**What you are asked to do:**
Transcribe the records below exactly as they appear.

Stored records
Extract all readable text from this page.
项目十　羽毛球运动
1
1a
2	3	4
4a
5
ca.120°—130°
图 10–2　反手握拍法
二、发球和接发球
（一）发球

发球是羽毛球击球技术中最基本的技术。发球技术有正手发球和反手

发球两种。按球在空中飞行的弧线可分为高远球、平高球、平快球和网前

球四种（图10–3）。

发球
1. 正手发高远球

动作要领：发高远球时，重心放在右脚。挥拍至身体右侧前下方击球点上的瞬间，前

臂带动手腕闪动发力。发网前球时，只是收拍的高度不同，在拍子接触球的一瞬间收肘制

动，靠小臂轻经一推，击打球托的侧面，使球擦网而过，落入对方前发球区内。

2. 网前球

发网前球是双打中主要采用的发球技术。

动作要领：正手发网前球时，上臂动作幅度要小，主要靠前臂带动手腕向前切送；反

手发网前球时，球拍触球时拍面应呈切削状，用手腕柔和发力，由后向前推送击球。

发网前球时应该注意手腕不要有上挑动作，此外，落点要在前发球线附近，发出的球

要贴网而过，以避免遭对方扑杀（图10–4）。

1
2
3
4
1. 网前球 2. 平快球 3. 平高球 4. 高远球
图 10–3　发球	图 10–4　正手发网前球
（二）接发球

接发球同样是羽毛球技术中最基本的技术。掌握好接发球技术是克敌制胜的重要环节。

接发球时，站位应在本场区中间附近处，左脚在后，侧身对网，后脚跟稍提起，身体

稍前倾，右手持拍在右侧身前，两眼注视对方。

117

**Answer:**
Extract all readable text from this page.
项目十　羽毛球运动
1
1a
2	3	4
4a
5
ca.120°—130°
图 10–2　反手握拍法
二、发球和接发球
（一）发球

发球是羽毛球击球技术中最基本的技术。发球技术有正手发球和反手

发球两种。按球在空中飞行的弧线可分为高远球、平高球、平快球和网前

球四种（图10–3）。

发球
1. 正手发高远球

动作要领：发高远球时，重心放在右脚。挥拍至身体右侧前下方击球点上的瞬间，前

臂带动手腕闪动发力。发网前球时，只是收拍的高度不同，在拍子接触球的一瞬间收肘制

动，靠小臂轻经一推，击打球托的侧面，使球擦网而过，落入对方前发球区内。

2. 网前球

发网前球是双打中主要采用的发球技术。

动作要领：正手发网前球时，上臂动作幅度要小，主要靠前臂带动手腕向前切送；反

手发网前球时，球拍触球时拍面应呈切削状，用手腕柔和发力，由后向前推送击球。

发网前球时应该注意手腕不要有上挑动作，此外，落点要在前发球线附近，发出的球

要贴网而过，以避免遭对方扑杀（图10–4）。

1
2
3
4
1. 网前球 2. 平快球 3. 平高球 4. 高远球
图 10–3　发球	图 10–4　正手发网前球
（二）接发球

接发球同样是羽毛球技术中最基本的技术。掌握好接发球技术是克敌制胜的重要环节。

接发球时，站位应在本场区中间附近处，左脚在后，侧身对网，后脚跟稍提起，身体

稍前倾，右手持拍在右侧身前，两眼注视对方。

117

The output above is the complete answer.